> _YOUR OBJECTIVE_:
In the material below, find every line with "parleur" and pull it out.

> _DATASET EXCERPTS_:

[START]

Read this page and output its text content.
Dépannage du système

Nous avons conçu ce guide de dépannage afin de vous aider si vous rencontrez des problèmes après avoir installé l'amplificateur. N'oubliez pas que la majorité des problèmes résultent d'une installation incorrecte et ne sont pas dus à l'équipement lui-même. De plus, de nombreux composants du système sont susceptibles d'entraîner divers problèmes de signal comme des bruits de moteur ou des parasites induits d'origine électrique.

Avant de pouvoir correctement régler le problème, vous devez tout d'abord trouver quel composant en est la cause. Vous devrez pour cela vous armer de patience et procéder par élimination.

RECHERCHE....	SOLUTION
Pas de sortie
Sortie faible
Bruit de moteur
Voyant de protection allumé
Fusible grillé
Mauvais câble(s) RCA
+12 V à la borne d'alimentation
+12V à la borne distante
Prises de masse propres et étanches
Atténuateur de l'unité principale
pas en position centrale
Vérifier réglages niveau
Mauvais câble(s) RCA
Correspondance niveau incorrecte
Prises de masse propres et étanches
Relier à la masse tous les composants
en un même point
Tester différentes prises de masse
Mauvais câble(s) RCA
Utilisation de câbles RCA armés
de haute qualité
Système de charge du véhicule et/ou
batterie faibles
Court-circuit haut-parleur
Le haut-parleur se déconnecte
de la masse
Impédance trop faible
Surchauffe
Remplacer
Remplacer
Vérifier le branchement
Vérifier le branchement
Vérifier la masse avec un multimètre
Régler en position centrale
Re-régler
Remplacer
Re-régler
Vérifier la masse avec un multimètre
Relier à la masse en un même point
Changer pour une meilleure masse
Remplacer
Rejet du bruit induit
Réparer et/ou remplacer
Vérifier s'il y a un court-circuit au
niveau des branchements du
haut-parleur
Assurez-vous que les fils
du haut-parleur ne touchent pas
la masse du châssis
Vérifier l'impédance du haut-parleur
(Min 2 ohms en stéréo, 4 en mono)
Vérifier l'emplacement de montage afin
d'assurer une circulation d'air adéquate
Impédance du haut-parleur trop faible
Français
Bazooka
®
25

[END]
[START]

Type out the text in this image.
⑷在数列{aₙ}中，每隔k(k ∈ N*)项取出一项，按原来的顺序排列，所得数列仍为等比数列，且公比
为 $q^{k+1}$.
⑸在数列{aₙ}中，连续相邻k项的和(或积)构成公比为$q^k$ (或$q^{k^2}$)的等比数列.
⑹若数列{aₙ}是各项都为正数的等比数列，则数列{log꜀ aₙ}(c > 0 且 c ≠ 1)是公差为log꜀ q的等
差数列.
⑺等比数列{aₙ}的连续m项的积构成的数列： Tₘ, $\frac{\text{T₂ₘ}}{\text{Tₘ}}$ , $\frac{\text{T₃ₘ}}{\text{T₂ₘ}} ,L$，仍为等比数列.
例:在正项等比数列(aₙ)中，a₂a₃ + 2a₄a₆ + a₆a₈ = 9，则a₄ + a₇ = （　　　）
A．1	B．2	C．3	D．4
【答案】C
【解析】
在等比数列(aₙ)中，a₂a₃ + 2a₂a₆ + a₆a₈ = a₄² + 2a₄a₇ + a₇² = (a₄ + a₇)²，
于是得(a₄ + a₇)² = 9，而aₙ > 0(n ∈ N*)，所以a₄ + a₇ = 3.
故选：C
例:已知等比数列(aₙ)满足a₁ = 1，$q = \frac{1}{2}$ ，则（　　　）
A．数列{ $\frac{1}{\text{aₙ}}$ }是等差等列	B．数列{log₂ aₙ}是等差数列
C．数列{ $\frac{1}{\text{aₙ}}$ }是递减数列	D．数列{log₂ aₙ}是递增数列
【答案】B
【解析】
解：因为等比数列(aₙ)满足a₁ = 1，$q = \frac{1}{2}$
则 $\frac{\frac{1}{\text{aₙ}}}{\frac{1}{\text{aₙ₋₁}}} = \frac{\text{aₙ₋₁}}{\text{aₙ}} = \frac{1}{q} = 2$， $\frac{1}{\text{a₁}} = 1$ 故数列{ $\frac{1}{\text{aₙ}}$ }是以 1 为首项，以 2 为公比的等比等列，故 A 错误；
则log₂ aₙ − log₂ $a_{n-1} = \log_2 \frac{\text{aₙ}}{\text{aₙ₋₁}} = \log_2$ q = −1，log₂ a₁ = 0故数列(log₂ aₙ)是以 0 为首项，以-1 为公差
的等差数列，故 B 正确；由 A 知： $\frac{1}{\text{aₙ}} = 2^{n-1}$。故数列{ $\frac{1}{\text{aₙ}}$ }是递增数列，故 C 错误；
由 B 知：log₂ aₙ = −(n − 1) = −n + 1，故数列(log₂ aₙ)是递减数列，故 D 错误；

[END]
[START]

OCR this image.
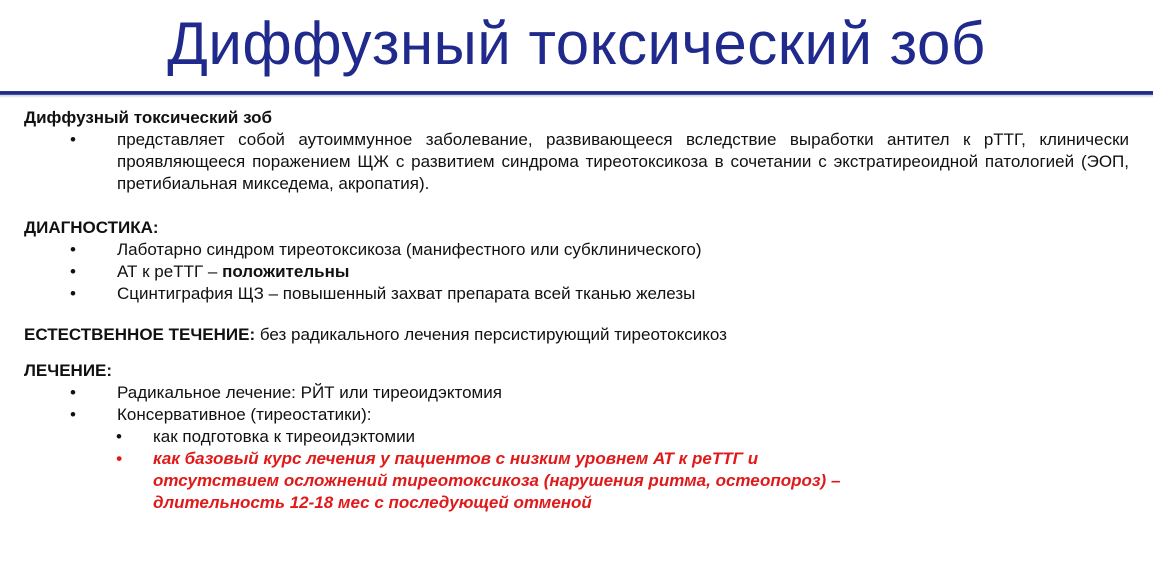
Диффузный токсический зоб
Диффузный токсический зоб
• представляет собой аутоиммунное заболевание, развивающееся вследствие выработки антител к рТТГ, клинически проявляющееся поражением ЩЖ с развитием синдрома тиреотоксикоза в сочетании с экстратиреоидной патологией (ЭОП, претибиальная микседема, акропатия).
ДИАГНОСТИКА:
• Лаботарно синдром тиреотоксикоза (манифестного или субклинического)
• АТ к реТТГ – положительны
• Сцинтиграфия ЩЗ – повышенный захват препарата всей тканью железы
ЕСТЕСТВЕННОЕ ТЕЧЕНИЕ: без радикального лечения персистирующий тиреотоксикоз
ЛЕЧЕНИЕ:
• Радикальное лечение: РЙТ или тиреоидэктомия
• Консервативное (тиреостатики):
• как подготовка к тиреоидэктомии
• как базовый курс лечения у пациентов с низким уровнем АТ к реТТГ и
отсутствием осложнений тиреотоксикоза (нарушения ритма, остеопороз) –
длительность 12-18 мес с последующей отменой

[END]

> _ANSWER TO THE TASK_:
Court-circuit haut-parleur
Le haut-parleur se déconnecte
haut-parleur
du haut-parleur ne touchent pas
Vérifier l'impédance du haut-parleur
Impédance du haut-parleur trop faible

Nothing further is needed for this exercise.